Stated exercise:
Rewrite the items between the lines holding "terminal-line: * Filename..: jwt.secrets.list" and "terminal-line: * Device", inclusive, switching "terminal-line" to "console-line" and leaving everything else unchanged.

Provided entries:

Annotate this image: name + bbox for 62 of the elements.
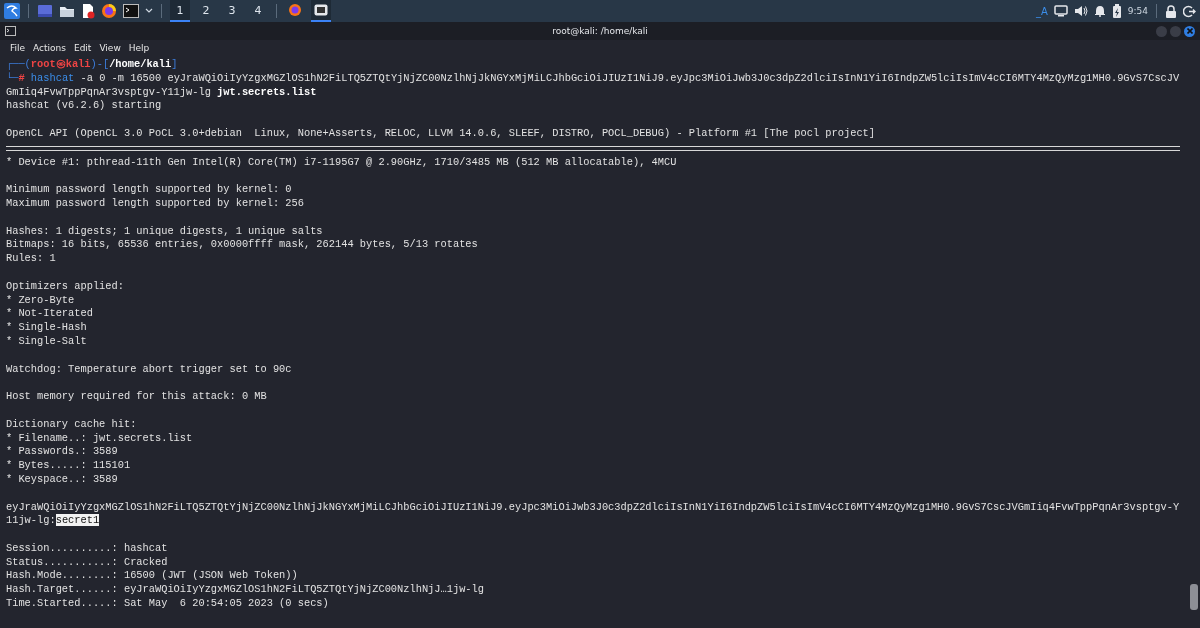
terminal-line: * Filename..: jwt.secrets.list — [6, 431, 193, 446]
terminal-line: Watchdog: Temperature abort trigger set to 90c — [6, 362, 292, 377]
terminal-line: Host memory required for this attack: 0 MB — [6, 390, 267, 404]
terminal-line: Session..........: hashcat — [6, 541, 168, 556]
desktop-icon[interactable] — [37, 4, 53, 18]
terminal-line: * Device #1: pthread-11th Gen Intel(R) Core(TM) i7-1195G7 @ 2.90GHz, 1710/3485 MB (512 MB allocatable), 4MCU — [6, 155, 677, 170]
terminal-line: OpenCL API (OpenCL 3.0 PoCL 3.0+debian Linux, None+Asserts, RELOC, LLVM 14.0.6, SLEEF, DISTRO, POCL_DEBUG) - Platform #1 [The pocl project] — [6, 127, 876, 141]
folder-icon[interactable] — [59, 4, 75, 18]
keyboard-layout-indicator[interactable]: _A — [1035, 5, 1048, 17]
terminal-line: * Keyspace..: 3589 — [6, 472, 118, 487]
terminal-line: Hashes: 1 digests; 1 unique digests, 1 unique salts — [6, 224, 323, 239]
terminal-line: Status...........: Cracked — [6, 555, 168, 570]
workspace-tab[interactable]: 4 — [248, 0, 268, 22]
terminal-line: Optimizers applied: — [6, 279, 124, 294]
terminal-line: * Single-Salt — [6, 334, 87, 349]
menu-item[interactable]: Actions — [33, 43, 66, 53]
volume-icon[interactable] — [1073, 5, 1088, 17]
terminal-line: eyJraWQiOiIyYzgxMGZlOS1hN2FiLTQ5ZTQtYjNjZC00NzlhNjJkNGYxMjMiLCJhbGciOiJIUzI1NiJ9.eyJpc3MiOiJwb3J0c3dpZ2dlciIsInN1YiI6IndpZW5lciIsImV4cCI6MTY4MzQyMzg1MH0.9GvS7CscJVGmIiq4FvwTppPqnAr3vsptgv-Y — [6, 500, 1180, 515]
menu-item[interactable]: Help — [128, 43, 150, 53]
workspace-tab[interactable]: 1 — [170, 0, 190, 22]
terminal-line: Hash.Mode........: 16500 (JWT (JSON Web Token)) — [6, 569, 298, 584]
workspace-tab[interactable]: 2 — [196, 0, 216, 22]
clock[interactable]: 9:54 — [1127, 6, 1148, 16]
terminal-line: * Passwords.: 3589 — [6, 445, 118, 460]
terminal-line: ┌──(root㉿kali)-[/home/kali] — [6, 58, 178, 72]
terminal-line: Time.Started.....: Sat May 6 20:54:05 2023 (0 secs) — [6, 597, 329, 611]
browser-icon — [288, 3, 302, 17]
bell-icon[interactable] — [1093, 5, 1106, 17]
menu-item[interactable]: File — [10, 43, 26, 53]
terminal-line: hashcat (v6.2.6) starting — [6, 99, 162, 114]
menu-item[interactable]: Edit — [73, 43, 92, 53]
close-button[interactable] — [1184, 25, 1195, 37]
workspace-tab[interactable]: 3 — [222, 0, 242, 22]
terminal-line: Rules: 1 — [6, 252, 56, 266]
caret-icon[interactable] — [145, 8, 153, 14]
terminal-line: └─# hashcat -a 0 -m 16500 eyJraWQiOiIyYzgxMGZlOS1hN2FiLTQ5ZTQtYjNjZC00NzlhNjJkNGYxMjMiLCJhbGciOiJIUzI1NiJ9.eyJpc3MiOiJwb3J0c3dpZ2dlciIsInN1YiI6IndpZW5lciIsImV4cCI6MTY4MzQyMzg1MH0.9GvS7CscJV — [6, 71, 1180, 86]
scrollbar-thumb[interactable] — [1190, 584, 1198, 610]
document-icon[interactable] — [81, 3, 95, 19]
terminal-line: Maximum password length supported by kernel: 256 — [6, 196, 304, 211]
logout-icon[interactable] — [1183, 4, 1196, 18]
terminal-line: Hash.Target......: eyJraWQiOiIyYzgxMGZlOS1hN2FiLTQ5ZTQtYjNjZC00NzlhNjJ…1jw-lg — [6, 583, 484, 598]
terminal-line: Bitmaps: 16 bits, 65536 entries, 0x0000ffff mask, 262144 bytes, 5/13 rotates — [6, 238, 478, 253]
terminal-line: * Not-Iterated — [6, 307, 93, 322]
lock-icon[interactable] — [1165, 4, 1177, 18]
terminal-line: Minimum password length supported by kernel: 0 — [6, 183, 292, 197]
terminal-line: * Single-Hash — [6, 321, 87, 335]
terminal-line: Dictionary cache hit: — [6, 417, 137, 432]
window-button[interactable] — [311, 0, 331, 22]
battery-icon[interactable] — [1111, 4, 1122, 18]
terminal-icon[interactable] — [123, 4, 139, 18]
browser-icon[interactable] — [101, 3, 117, 19]
terminal-line: 11jw-lg:secret1 — [6, 514, 100, 529]
terminal-line: * Zero-Byte — [6, 293, 75, 308]
window-title: root@kali: /home/kali — [552, 26, 648, 36]
terminal-line: GmIiq4FvwTppPqnAr3vsptgv-Y11jw-lg jwt.secrets.list — [6, 85, 317, 100]
terminal-line: * Bytes.....: 115101 — [6, 459, 131, 473]
menu-item[interactable]: View — [99, 43, 121, 53]
terminal-icon — [314, 4, 328, 16]
close-icon — [1186, 28, 1193, 34]
logo-icon[interactable] — [4, 3, 20, 19]
terminal-icon — [5, 26, 16, 36]
display-icon[interactable] — [1053, 5, 1068, 17]
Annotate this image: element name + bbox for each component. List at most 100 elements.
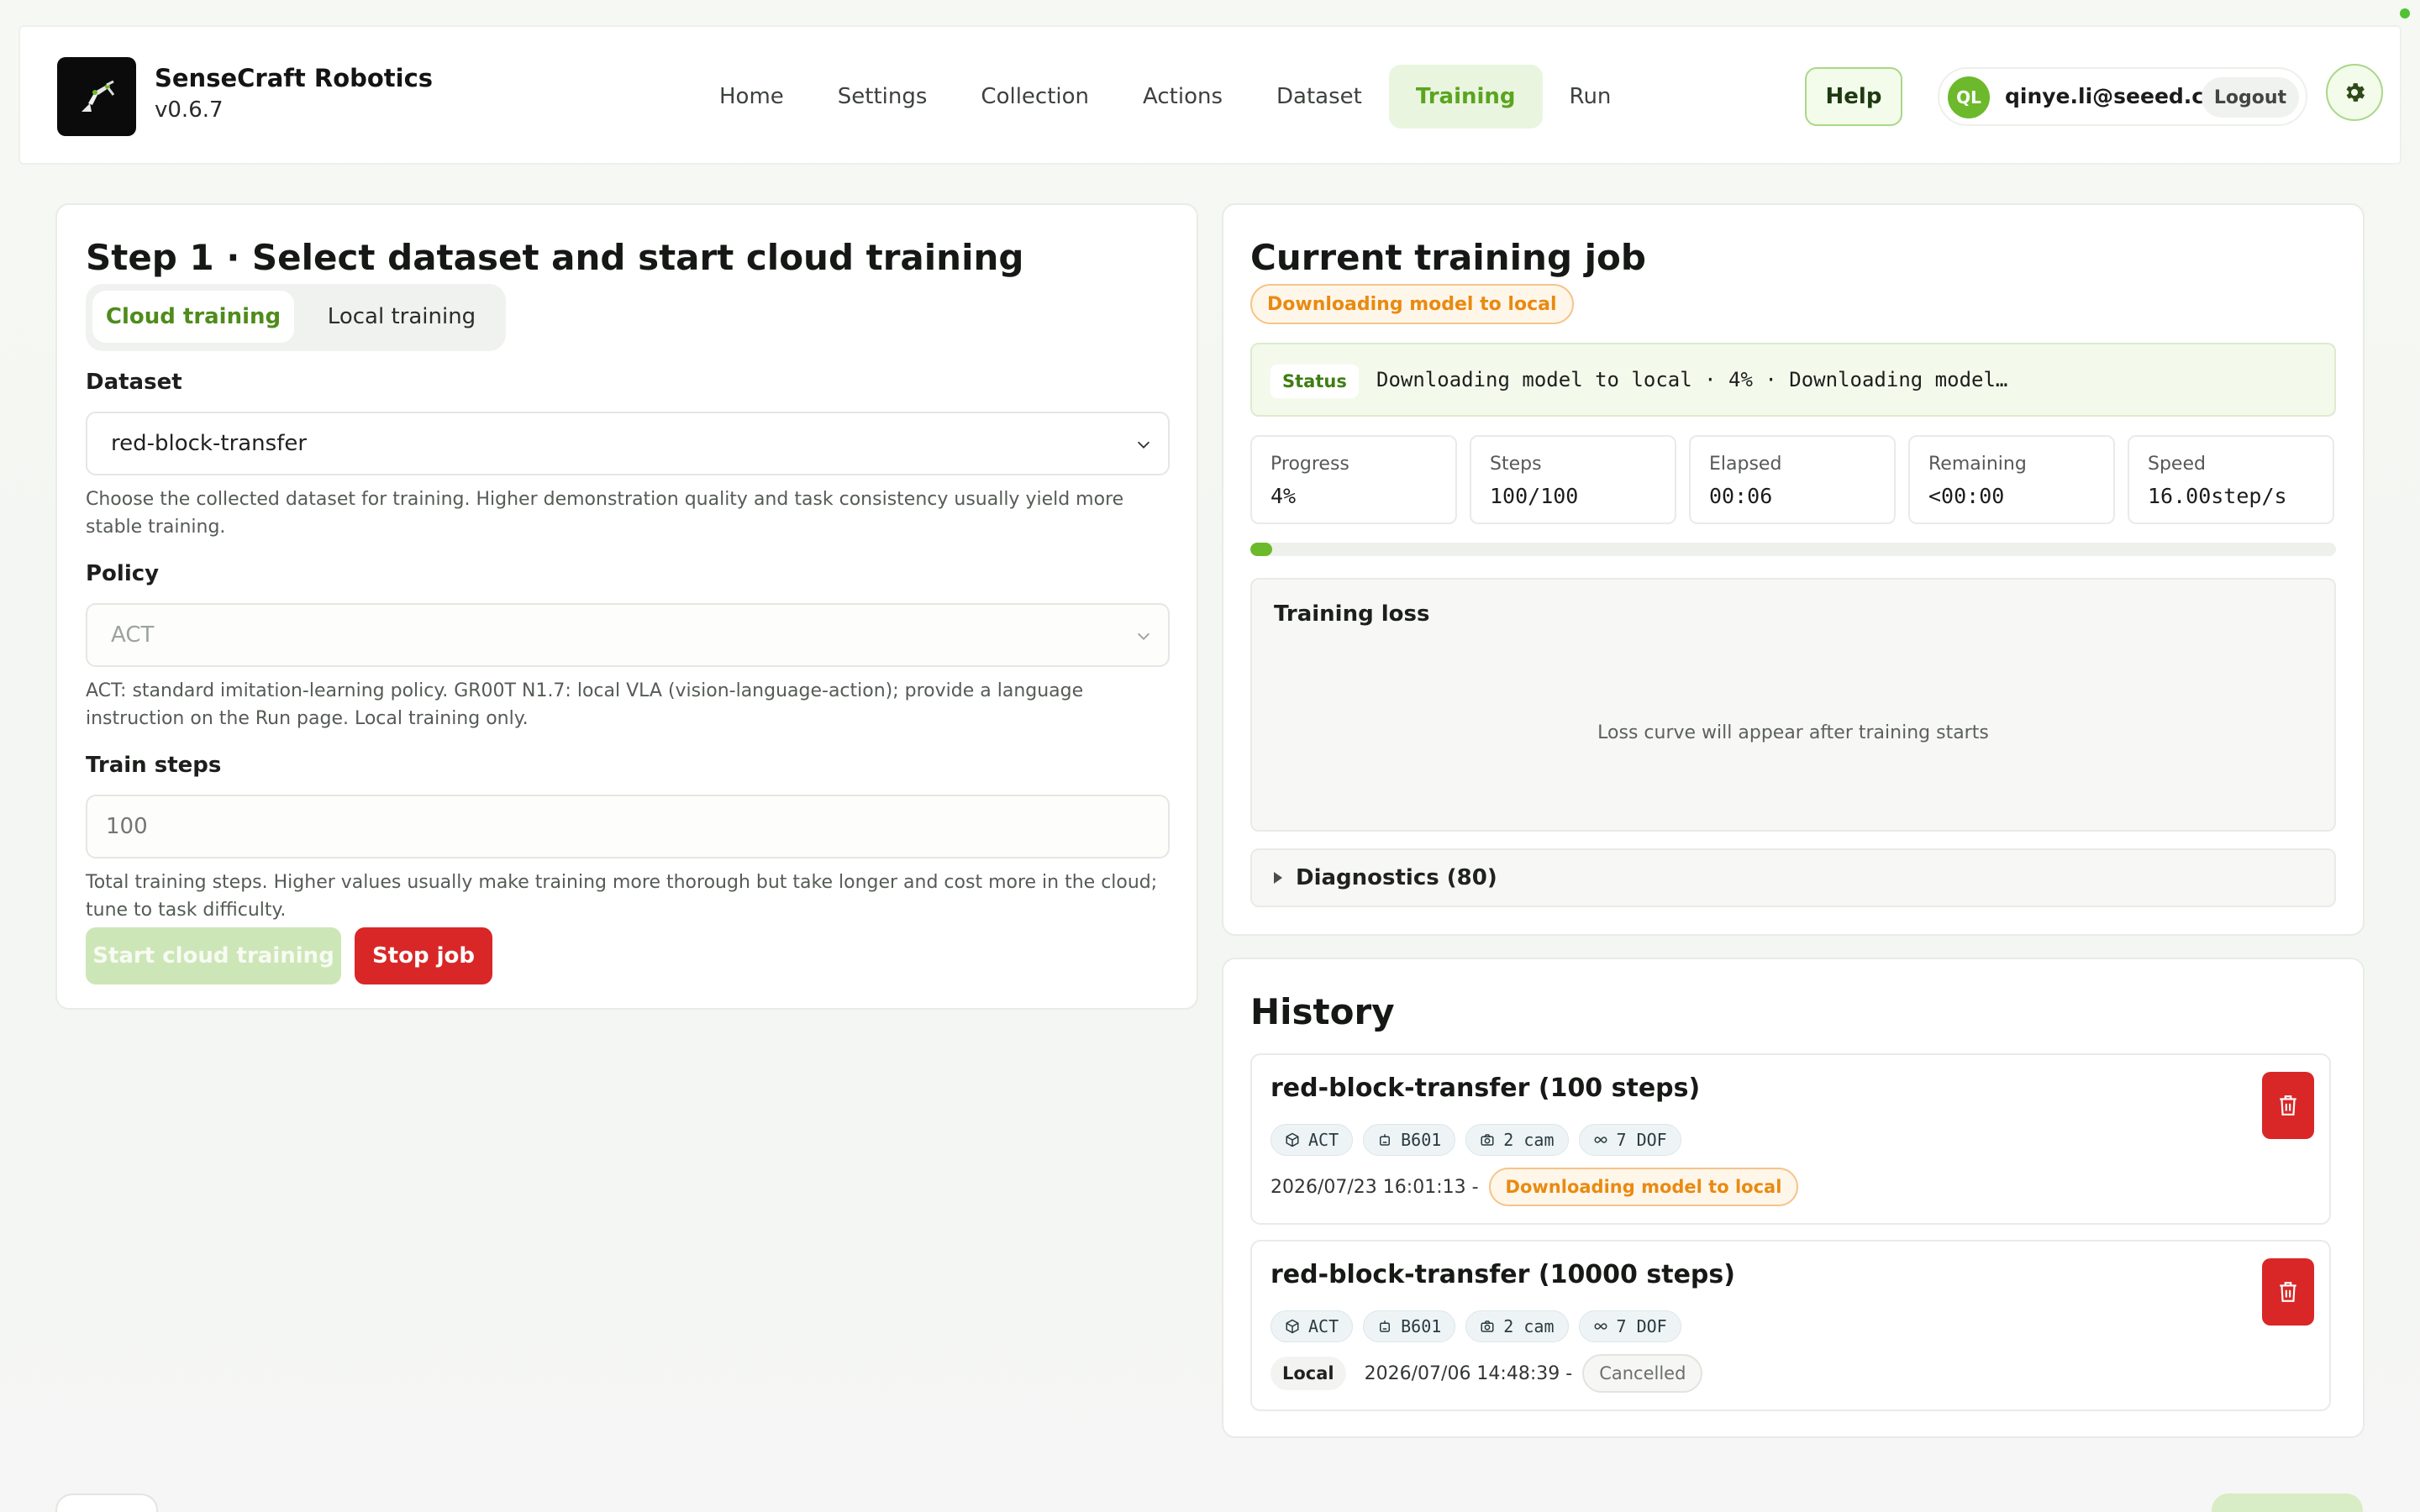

Expected output:
console-line: * Filename..: jwt.secrets.list — [6, 431, 193, 446]
console-line: Watchdog: Temperature abort trigger set to 90c — [6, 362, 292, 377]
console-line: Host memory required for this attack: 0 MB — [6, 390, 267, 404]
console-line: Session..........: hashcat — [6, 541, 168, 556]
desktop-icon[interactable] — [37, 4, 53, 18]
console-line: * Device #1: pthread-11th Gen Intel(R) Core(TM) i7-1195G7 @ 2.90GHz, 1710/3485 MB (512 MB allocatable), 4MCU — [6, 155, 677, 170]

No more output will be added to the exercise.